__Description of the task__: Copy out each line in the material below that has the word "this".

__Material provided__:

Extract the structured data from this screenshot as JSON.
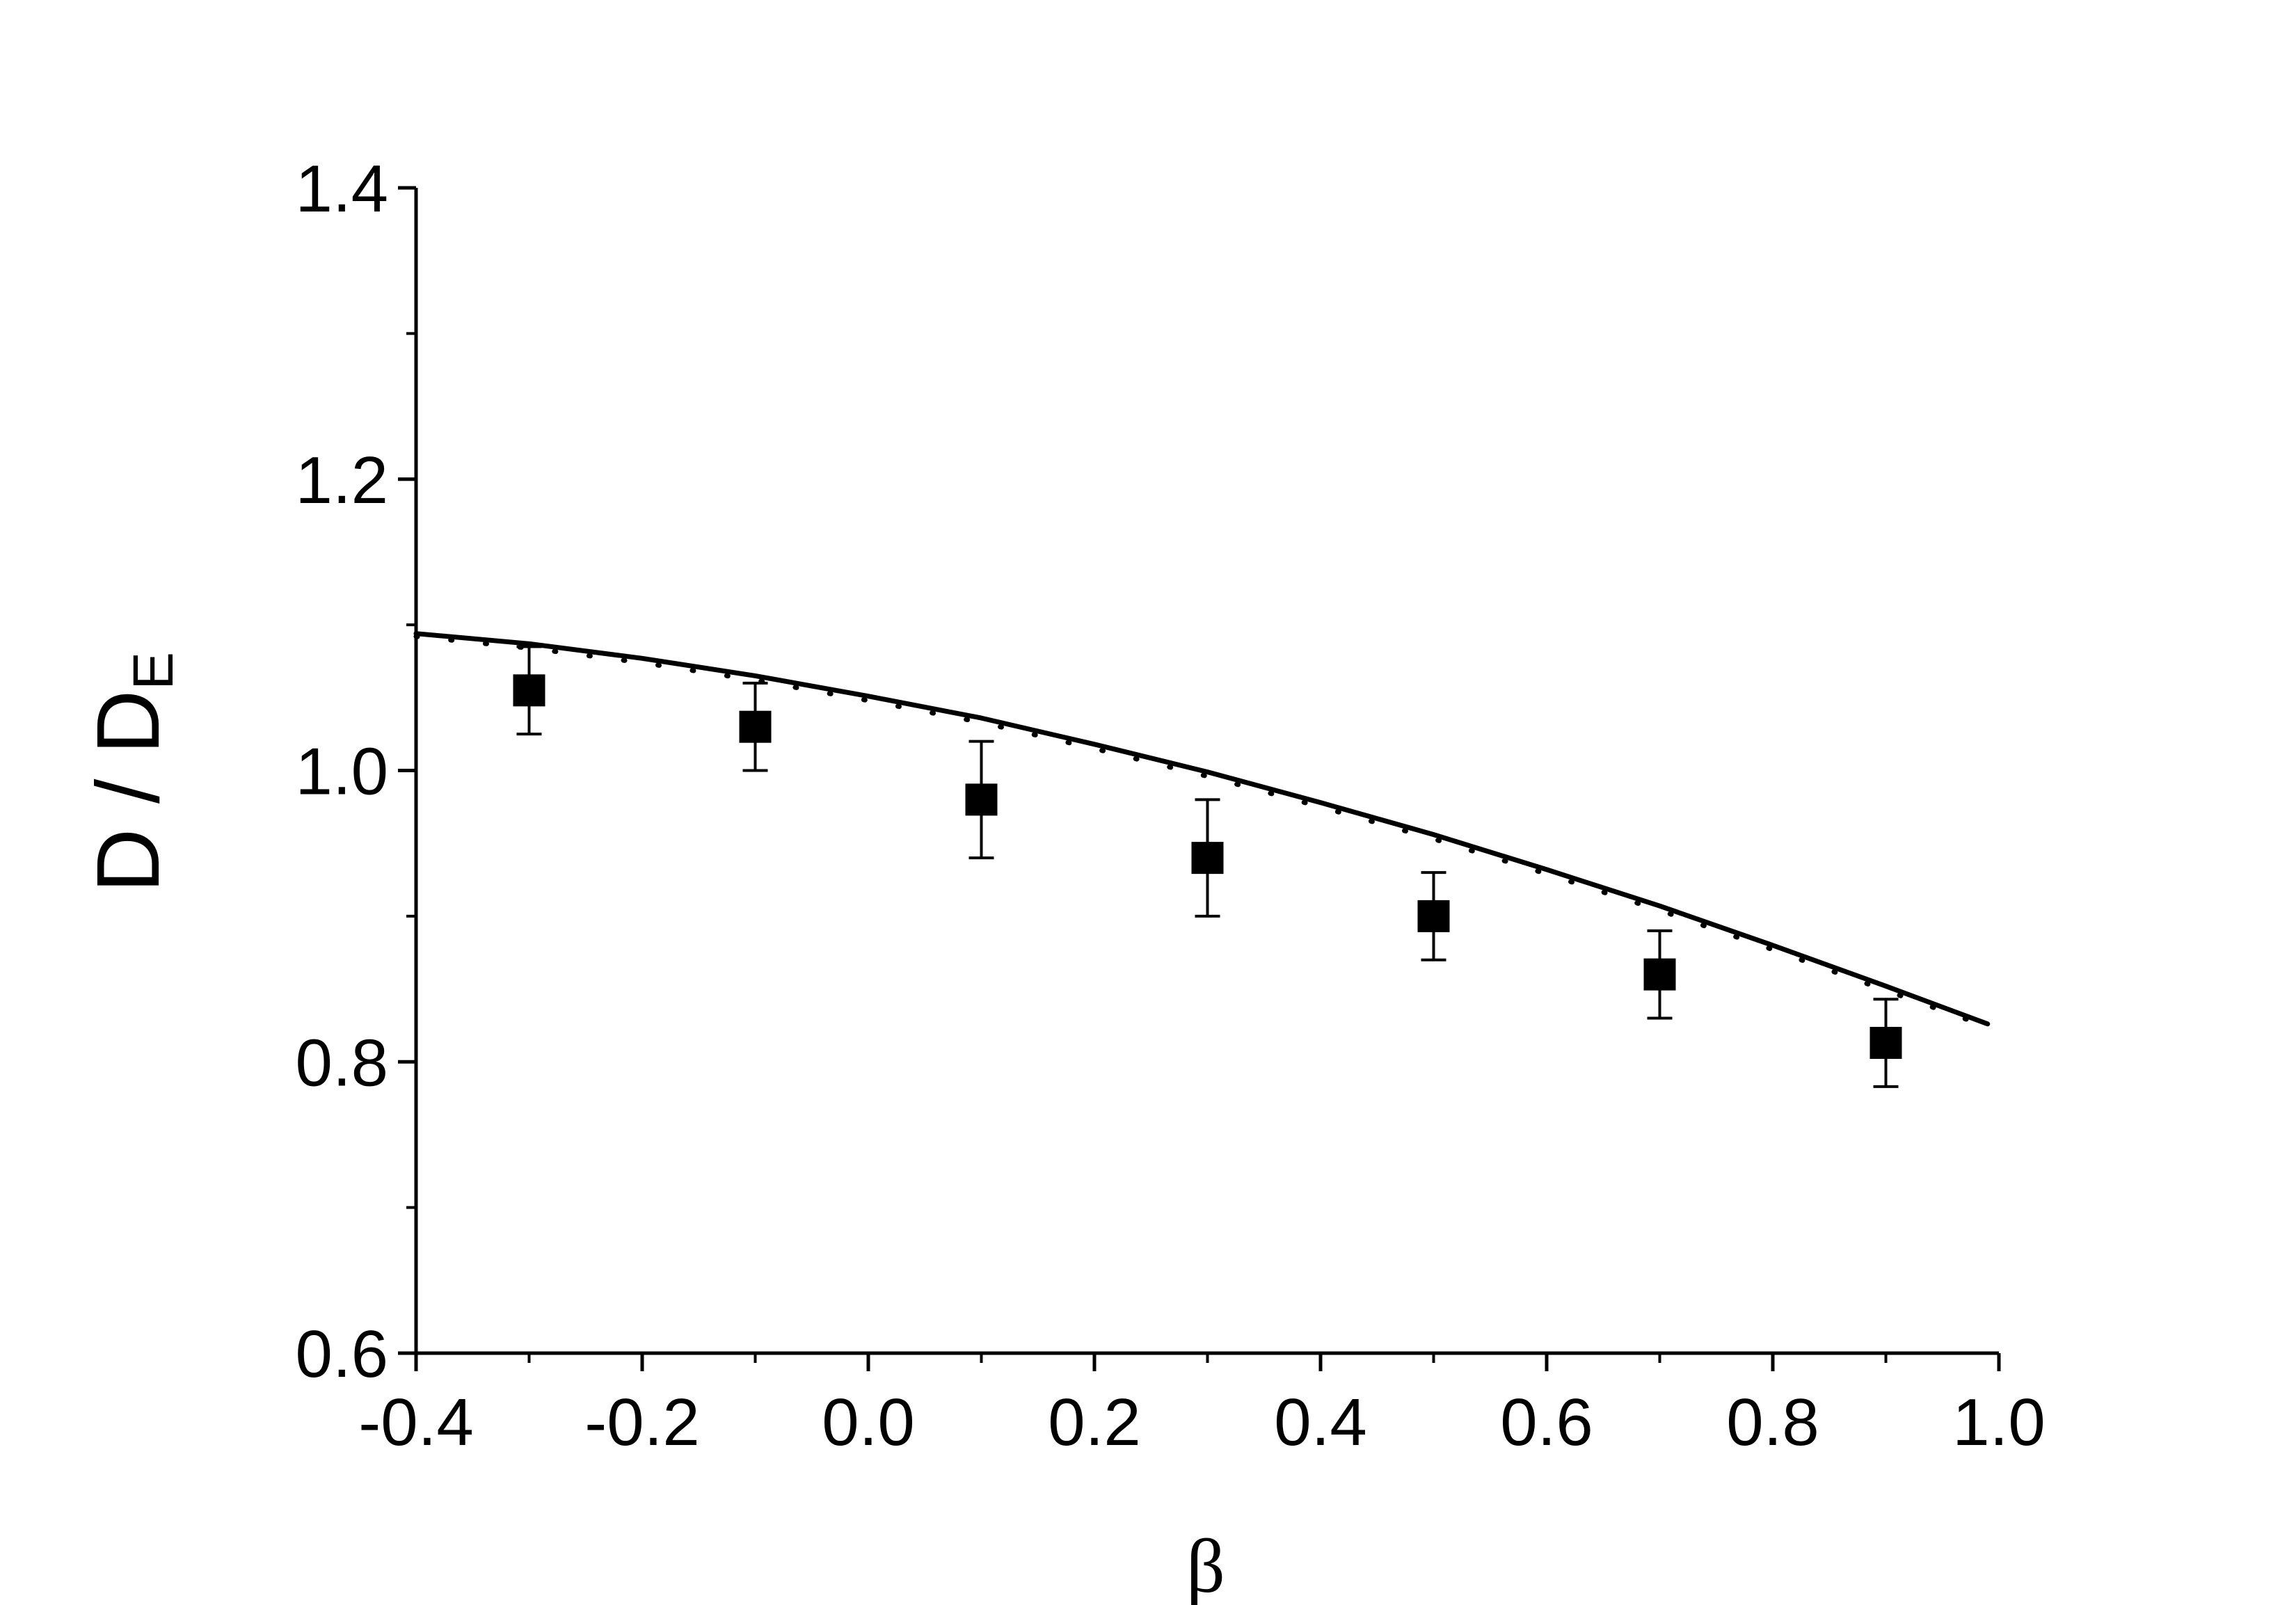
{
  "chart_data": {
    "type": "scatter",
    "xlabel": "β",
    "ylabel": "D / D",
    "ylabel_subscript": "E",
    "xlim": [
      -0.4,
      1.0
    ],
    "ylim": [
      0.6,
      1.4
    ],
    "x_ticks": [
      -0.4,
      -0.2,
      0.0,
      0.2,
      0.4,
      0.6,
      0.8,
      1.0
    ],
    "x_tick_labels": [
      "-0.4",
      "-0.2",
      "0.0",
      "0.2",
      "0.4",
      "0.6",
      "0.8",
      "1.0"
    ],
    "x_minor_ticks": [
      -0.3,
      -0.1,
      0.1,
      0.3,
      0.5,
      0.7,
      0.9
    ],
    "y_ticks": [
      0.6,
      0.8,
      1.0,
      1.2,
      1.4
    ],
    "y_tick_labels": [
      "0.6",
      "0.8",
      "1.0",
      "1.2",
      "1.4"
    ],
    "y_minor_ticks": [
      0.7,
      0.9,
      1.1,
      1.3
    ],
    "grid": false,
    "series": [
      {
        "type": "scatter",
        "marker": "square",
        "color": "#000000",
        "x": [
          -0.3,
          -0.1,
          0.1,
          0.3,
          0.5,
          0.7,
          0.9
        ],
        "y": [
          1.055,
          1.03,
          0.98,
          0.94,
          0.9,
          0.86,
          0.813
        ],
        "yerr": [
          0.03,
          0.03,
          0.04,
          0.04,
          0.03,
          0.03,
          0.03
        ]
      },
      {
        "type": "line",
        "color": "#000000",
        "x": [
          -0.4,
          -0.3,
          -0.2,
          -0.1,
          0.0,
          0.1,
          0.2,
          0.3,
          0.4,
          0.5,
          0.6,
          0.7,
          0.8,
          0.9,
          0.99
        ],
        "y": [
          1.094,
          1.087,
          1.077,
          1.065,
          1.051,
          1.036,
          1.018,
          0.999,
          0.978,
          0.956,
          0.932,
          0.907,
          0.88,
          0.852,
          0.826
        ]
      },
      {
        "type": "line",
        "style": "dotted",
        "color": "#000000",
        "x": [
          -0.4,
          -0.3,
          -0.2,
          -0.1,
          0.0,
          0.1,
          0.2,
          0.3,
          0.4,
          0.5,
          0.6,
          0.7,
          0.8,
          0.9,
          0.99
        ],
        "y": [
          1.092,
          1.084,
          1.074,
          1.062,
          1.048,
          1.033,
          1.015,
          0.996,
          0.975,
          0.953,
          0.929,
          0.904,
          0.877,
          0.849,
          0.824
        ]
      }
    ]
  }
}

...

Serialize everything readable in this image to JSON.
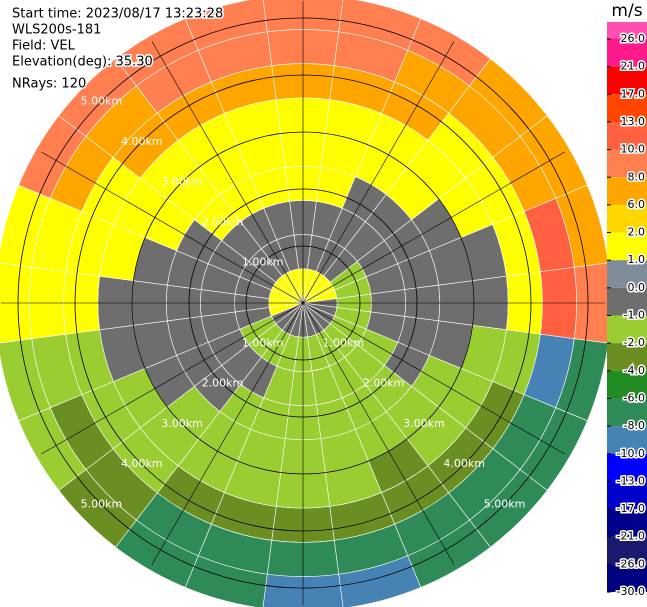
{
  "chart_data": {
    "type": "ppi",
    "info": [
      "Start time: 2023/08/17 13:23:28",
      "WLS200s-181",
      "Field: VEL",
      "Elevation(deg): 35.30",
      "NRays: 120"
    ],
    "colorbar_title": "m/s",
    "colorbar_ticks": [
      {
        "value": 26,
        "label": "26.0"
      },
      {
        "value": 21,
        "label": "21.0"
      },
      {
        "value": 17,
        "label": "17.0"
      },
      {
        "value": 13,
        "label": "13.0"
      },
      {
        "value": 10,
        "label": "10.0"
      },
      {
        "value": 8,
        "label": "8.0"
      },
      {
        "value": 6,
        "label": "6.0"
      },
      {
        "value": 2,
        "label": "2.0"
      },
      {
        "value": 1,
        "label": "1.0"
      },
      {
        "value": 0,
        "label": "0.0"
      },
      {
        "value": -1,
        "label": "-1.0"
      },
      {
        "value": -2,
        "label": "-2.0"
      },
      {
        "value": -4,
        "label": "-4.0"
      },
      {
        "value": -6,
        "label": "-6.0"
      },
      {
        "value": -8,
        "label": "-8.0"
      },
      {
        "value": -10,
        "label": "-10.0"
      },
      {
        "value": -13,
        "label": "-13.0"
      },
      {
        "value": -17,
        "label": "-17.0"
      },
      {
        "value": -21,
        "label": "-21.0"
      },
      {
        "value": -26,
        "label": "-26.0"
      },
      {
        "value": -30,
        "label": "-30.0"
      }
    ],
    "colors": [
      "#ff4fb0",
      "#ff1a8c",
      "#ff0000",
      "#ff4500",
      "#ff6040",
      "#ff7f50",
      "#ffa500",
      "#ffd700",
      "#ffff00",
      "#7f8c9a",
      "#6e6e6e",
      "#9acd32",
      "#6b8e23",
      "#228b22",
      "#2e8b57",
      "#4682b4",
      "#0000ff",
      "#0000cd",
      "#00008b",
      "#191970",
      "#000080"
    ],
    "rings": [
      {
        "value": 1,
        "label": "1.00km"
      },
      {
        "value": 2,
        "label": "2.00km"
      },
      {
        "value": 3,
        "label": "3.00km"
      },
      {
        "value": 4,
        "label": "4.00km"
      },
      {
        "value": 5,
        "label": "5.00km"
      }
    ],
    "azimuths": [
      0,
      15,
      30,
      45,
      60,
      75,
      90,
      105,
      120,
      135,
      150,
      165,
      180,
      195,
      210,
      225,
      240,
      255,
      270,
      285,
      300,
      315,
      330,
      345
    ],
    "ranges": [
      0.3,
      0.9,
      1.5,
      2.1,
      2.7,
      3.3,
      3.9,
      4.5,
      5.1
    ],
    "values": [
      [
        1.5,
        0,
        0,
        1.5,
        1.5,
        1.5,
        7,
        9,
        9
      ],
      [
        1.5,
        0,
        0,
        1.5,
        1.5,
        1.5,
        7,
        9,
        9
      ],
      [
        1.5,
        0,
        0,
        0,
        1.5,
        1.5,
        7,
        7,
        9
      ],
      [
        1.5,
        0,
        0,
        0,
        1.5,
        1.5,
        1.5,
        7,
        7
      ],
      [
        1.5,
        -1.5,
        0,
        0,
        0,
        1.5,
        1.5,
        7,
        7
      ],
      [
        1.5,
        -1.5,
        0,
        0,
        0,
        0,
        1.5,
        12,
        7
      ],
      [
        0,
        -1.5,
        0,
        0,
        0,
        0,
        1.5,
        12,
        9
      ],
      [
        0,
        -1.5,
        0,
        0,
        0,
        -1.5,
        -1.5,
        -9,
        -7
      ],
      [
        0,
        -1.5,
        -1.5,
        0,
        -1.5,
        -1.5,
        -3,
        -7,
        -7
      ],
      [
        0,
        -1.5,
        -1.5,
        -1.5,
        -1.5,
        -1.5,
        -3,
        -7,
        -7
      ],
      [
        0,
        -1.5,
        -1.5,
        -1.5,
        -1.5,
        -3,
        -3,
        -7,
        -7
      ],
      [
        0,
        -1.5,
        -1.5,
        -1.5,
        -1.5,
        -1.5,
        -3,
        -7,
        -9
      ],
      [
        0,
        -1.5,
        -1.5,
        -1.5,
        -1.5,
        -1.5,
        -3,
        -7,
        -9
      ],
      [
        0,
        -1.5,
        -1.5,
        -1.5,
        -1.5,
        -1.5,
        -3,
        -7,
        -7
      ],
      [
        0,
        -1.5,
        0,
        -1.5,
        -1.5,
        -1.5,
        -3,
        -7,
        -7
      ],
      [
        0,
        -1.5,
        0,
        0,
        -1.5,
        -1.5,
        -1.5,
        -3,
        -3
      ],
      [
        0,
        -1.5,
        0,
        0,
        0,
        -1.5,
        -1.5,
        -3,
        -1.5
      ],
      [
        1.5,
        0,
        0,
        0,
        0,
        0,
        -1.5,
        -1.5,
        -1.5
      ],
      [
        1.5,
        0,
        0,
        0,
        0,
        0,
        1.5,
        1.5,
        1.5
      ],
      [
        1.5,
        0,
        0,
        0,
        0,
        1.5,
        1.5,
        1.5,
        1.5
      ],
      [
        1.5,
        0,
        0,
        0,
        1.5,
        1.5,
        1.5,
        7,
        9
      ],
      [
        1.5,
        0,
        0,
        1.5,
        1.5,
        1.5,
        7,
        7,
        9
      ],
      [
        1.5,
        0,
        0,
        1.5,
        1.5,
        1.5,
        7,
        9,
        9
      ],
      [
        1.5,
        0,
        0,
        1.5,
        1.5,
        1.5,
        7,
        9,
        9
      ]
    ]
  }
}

__Full output__:
Extract the structured data from this screenshot as JSON.
Serialize everything readable in this image to JSON.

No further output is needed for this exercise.